◆ **Task to complete**:
From the entries that follow, list every line in which the string "Klassierung" appears.

◆ **Task data**:
..........
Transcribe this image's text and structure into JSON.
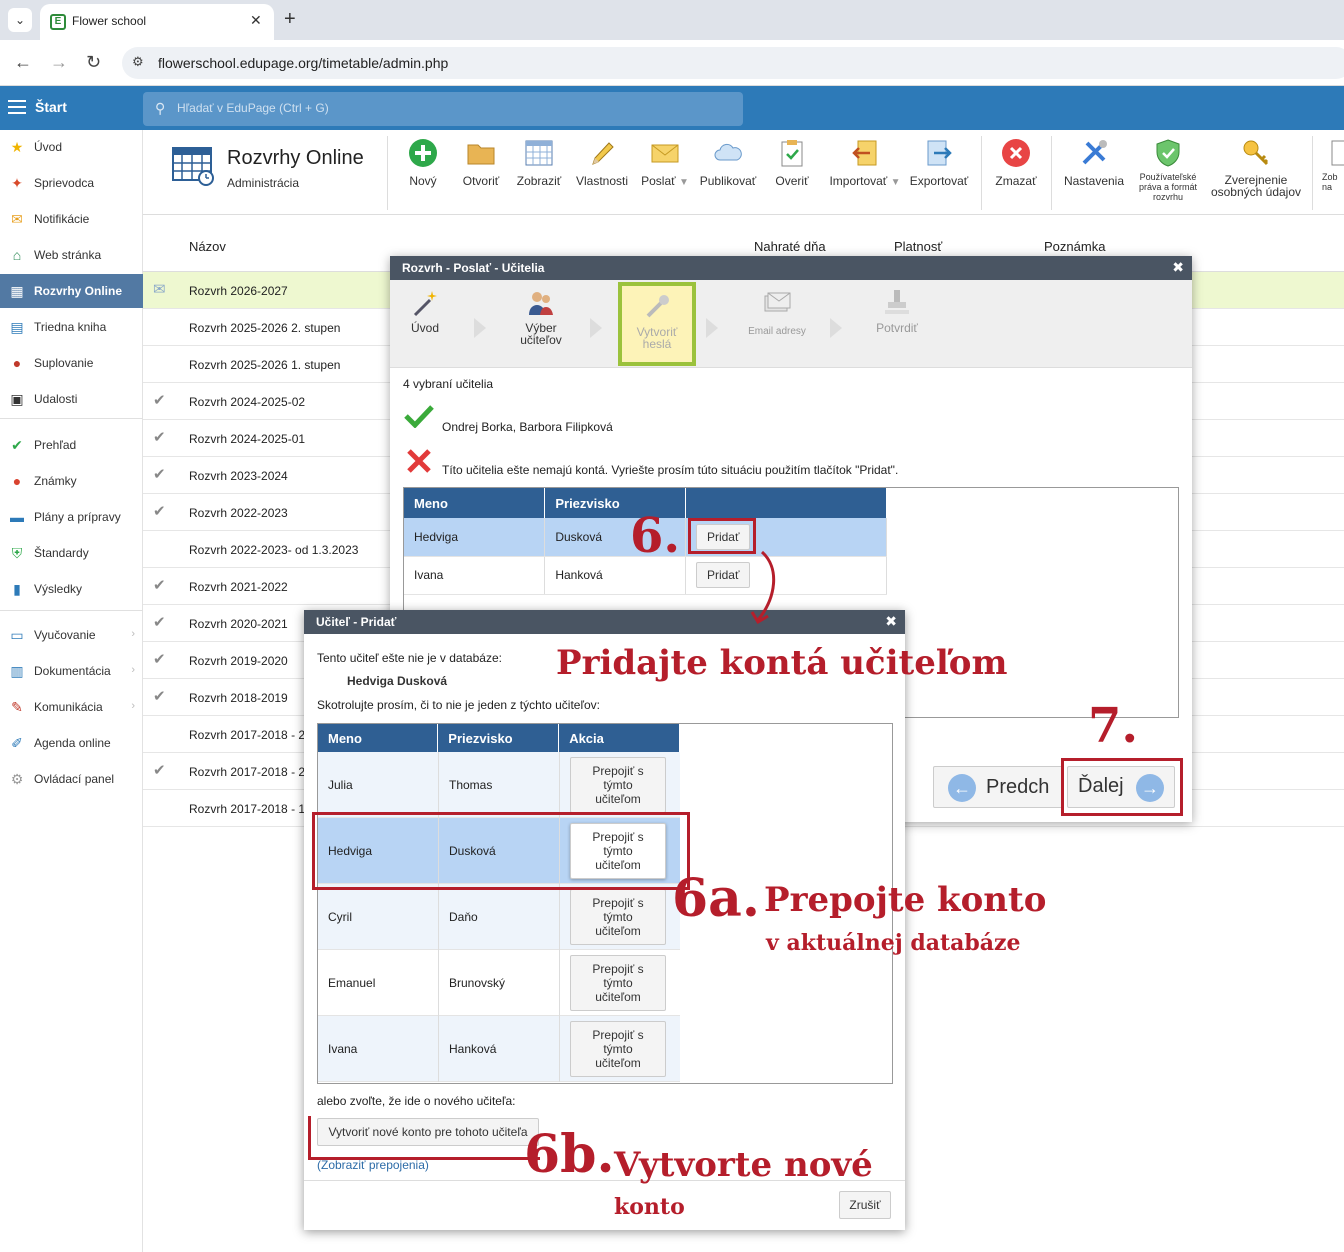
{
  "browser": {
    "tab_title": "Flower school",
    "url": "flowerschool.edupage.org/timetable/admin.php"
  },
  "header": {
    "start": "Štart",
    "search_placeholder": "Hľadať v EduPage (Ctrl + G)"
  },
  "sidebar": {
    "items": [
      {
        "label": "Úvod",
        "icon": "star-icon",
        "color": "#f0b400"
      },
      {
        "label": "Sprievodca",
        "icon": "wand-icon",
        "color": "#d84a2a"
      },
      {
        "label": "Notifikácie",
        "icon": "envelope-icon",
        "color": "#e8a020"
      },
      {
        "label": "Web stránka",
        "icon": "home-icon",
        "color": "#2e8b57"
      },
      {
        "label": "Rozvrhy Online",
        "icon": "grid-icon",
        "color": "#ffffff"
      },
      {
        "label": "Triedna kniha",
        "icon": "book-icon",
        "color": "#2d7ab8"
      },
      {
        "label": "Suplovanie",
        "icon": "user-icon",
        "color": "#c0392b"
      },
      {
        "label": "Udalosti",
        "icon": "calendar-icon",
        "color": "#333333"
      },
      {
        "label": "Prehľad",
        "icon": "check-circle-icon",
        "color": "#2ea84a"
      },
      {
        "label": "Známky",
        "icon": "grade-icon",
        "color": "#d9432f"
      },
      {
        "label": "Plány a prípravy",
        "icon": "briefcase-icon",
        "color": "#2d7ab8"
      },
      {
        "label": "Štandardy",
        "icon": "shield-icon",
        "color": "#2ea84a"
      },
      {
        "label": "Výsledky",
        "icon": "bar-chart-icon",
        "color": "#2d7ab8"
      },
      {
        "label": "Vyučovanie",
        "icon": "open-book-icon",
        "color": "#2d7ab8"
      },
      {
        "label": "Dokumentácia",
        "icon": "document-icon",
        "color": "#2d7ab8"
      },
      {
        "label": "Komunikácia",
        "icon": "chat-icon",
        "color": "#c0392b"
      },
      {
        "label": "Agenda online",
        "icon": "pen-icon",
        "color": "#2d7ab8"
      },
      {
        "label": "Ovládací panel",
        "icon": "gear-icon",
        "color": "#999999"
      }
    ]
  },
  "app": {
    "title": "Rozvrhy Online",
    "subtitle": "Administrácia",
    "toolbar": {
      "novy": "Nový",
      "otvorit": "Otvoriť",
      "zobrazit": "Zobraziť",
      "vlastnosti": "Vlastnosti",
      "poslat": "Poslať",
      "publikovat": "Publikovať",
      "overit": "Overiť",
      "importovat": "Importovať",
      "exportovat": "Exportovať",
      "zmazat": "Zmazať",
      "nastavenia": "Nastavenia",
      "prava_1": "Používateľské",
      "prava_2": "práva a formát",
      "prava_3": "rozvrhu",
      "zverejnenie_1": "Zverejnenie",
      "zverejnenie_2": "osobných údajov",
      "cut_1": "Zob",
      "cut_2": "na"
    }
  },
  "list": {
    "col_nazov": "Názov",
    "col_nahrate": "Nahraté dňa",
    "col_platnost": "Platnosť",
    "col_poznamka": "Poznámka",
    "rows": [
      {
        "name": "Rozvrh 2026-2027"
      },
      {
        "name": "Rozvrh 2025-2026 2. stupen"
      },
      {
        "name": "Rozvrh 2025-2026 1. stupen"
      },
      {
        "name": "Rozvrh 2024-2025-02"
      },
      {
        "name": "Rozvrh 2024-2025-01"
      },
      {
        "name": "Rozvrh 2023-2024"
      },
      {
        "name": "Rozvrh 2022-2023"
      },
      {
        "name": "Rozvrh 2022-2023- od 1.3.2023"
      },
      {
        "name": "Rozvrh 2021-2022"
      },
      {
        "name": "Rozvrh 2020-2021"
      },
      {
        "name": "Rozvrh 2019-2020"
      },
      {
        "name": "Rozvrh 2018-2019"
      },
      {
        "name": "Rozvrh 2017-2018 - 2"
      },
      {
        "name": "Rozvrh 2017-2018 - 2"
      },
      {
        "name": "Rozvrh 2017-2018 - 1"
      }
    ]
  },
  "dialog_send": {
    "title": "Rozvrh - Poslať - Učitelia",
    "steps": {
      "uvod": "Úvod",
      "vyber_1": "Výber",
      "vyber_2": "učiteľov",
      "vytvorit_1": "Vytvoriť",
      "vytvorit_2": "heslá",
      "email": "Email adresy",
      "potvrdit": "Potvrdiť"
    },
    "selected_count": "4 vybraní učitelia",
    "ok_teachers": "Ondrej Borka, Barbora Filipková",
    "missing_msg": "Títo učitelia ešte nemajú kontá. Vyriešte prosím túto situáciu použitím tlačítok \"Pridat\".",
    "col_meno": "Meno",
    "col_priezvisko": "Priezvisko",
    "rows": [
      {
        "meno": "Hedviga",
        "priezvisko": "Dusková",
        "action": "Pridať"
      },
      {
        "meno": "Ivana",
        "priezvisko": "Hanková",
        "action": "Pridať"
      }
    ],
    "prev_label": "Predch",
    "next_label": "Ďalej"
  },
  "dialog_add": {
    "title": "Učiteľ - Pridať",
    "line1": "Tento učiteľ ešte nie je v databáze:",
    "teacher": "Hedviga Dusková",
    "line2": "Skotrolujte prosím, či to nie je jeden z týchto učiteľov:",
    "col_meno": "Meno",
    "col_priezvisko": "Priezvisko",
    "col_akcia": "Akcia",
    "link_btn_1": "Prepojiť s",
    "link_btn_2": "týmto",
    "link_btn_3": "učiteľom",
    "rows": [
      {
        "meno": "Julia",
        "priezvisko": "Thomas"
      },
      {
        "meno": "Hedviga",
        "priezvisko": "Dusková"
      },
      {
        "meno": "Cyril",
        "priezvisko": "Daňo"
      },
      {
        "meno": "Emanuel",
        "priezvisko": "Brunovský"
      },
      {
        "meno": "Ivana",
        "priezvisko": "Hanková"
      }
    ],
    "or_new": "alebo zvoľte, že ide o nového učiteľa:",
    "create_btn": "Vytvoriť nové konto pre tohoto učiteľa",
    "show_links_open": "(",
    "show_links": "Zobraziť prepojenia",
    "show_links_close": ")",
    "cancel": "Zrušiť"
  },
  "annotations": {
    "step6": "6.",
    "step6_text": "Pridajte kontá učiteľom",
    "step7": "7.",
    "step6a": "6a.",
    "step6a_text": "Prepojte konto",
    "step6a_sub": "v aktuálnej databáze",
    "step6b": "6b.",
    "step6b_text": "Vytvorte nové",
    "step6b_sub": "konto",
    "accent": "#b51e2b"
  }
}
..........
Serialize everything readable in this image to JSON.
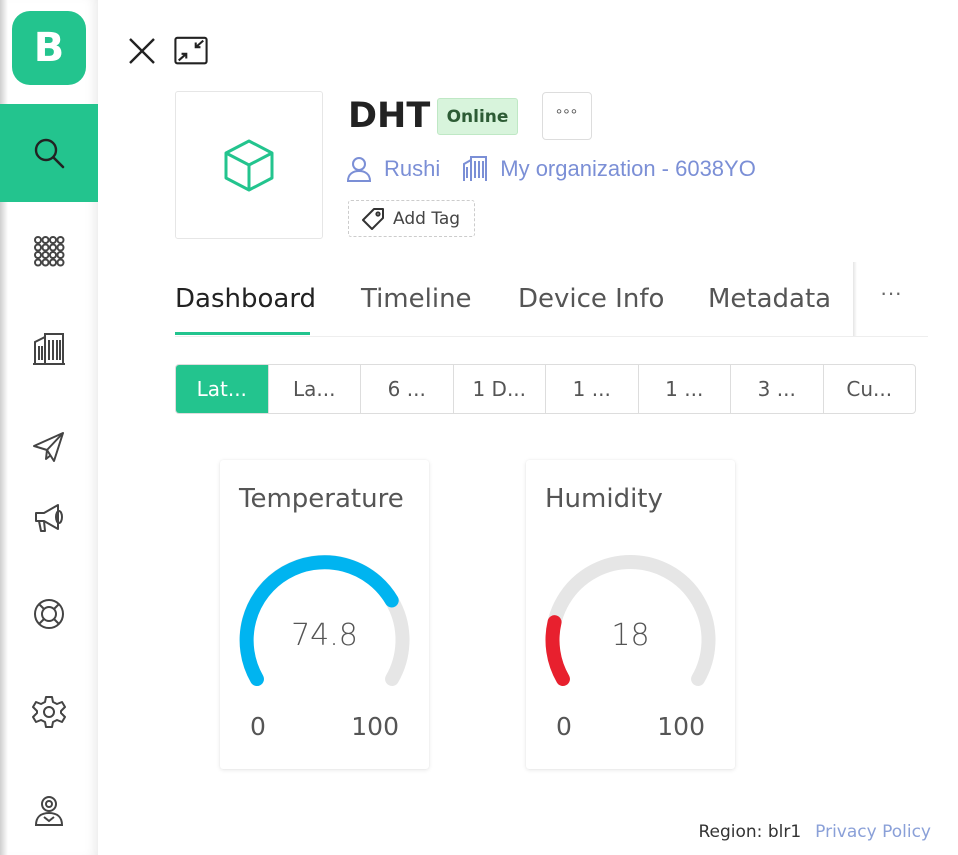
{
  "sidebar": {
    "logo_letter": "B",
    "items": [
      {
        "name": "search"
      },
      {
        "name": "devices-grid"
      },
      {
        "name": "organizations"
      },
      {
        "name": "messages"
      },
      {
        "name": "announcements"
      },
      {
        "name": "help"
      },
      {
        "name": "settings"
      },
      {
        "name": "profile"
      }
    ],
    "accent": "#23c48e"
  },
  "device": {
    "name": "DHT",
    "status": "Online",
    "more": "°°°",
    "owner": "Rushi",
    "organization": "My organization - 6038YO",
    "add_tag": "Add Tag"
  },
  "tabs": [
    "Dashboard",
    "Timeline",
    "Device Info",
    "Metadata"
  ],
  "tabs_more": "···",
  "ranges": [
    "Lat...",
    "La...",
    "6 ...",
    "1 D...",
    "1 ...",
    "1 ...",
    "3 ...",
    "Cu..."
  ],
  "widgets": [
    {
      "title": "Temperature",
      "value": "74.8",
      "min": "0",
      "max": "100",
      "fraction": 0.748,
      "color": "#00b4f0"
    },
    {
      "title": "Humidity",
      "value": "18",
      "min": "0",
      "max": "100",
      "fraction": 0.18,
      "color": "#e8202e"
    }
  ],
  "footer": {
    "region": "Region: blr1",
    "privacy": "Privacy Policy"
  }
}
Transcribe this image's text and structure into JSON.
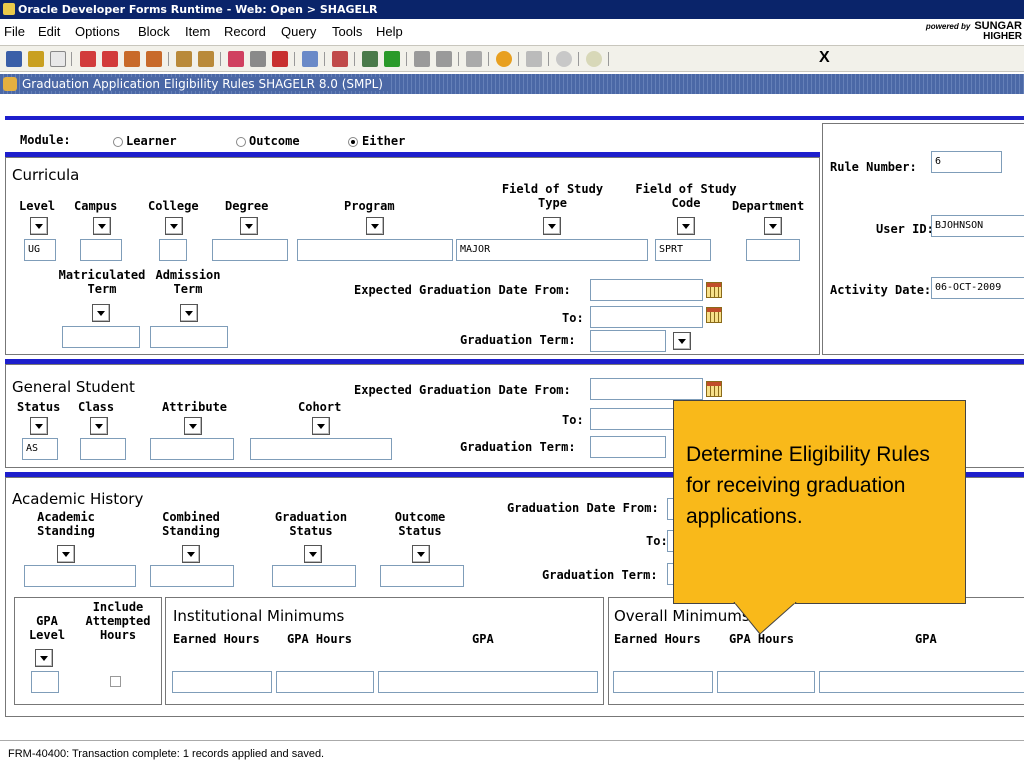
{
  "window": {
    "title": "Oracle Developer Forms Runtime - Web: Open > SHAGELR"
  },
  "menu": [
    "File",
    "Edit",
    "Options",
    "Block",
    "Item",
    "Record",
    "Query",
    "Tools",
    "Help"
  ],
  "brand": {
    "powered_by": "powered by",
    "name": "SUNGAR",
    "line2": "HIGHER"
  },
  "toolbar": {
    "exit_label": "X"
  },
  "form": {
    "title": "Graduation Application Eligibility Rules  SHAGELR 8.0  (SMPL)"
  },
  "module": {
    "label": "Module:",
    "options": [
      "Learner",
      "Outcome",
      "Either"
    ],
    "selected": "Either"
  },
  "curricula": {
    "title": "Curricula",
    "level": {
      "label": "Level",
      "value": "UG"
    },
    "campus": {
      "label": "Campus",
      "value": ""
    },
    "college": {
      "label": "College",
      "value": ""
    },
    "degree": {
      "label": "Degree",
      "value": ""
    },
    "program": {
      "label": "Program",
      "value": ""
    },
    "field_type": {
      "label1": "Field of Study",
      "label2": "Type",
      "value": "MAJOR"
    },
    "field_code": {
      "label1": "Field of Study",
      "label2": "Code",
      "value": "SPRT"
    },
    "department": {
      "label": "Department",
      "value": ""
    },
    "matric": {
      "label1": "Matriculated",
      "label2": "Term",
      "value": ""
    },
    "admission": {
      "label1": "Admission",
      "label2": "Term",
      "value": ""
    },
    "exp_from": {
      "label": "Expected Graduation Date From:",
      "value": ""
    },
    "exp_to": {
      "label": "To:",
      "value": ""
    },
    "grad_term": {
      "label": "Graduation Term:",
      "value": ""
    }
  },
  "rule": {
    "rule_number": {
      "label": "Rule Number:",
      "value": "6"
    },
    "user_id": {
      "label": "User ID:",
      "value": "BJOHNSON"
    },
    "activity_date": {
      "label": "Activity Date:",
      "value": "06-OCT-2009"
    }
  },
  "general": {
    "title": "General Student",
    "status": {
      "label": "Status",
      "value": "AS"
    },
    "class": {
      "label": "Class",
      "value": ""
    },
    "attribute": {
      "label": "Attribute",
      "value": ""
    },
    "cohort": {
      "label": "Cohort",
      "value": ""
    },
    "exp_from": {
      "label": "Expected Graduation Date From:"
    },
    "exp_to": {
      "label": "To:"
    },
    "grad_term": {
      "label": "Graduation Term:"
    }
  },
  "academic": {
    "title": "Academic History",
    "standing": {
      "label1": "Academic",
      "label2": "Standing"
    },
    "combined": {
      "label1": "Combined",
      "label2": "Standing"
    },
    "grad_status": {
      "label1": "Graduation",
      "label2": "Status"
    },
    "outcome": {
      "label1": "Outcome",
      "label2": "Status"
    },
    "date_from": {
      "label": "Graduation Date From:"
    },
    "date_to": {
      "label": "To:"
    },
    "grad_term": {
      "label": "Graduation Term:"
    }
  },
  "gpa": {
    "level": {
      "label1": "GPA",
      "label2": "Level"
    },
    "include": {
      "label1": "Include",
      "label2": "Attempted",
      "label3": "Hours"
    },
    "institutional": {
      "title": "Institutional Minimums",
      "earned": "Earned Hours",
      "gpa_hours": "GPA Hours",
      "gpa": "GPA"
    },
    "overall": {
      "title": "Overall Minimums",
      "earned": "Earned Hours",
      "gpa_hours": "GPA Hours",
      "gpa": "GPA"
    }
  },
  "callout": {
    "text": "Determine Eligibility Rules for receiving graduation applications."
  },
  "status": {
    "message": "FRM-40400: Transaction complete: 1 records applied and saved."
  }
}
..........
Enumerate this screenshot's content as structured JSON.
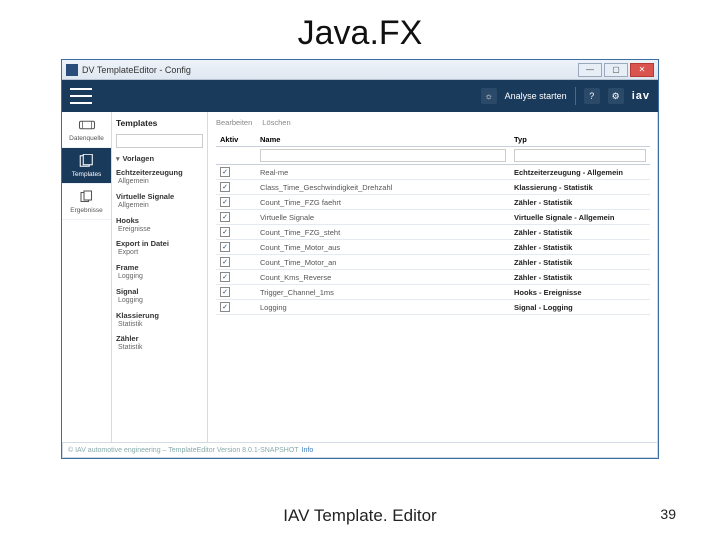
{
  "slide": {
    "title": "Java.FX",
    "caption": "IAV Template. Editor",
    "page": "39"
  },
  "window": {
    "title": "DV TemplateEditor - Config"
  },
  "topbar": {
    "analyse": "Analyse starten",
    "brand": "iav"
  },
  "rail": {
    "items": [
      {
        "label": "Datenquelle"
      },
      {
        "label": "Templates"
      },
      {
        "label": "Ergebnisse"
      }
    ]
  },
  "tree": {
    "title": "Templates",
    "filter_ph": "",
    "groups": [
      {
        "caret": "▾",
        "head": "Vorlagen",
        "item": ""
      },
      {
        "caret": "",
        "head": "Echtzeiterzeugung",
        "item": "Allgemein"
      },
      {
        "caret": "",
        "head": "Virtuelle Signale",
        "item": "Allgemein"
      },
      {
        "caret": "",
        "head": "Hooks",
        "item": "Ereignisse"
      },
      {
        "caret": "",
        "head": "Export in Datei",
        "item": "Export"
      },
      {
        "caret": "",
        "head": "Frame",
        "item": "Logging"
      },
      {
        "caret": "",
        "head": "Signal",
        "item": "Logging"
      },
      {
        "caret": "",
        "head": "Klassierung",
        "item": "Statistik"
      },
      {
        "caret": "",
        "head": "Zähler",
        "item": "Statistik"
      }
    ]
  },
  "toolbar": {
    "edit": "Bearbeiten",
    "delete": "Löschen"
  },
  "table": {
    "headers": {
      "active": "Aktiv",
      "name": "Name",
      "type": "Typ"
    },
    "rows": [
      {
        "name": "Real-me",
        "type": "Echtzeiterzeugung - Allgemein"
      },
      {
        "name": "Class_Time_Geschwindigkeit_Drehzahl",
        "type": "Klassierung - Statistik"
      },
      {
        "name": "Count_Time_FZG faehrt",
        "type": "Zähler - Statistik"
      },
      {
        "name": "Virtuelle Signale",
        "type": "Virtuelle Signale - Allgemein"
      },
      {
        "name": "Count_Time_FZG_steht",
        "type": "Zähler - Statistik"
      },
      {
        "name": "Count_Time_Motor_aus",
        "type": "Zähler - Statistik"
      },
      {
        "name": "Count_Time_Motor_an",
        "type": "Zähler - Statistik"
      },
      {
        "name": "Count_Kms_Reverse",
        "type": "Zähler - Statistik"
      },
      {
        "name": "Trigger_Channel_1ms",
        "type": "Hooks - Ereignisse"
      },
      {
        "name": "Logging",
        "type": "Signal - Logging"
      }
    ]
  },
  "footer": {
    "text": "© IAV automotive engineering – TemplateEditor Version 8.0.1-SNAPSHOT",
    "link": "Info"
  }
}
..........
◆ **Correct result**:
        "head": "Klassierung",
        "type": "Klassierung - Statistik"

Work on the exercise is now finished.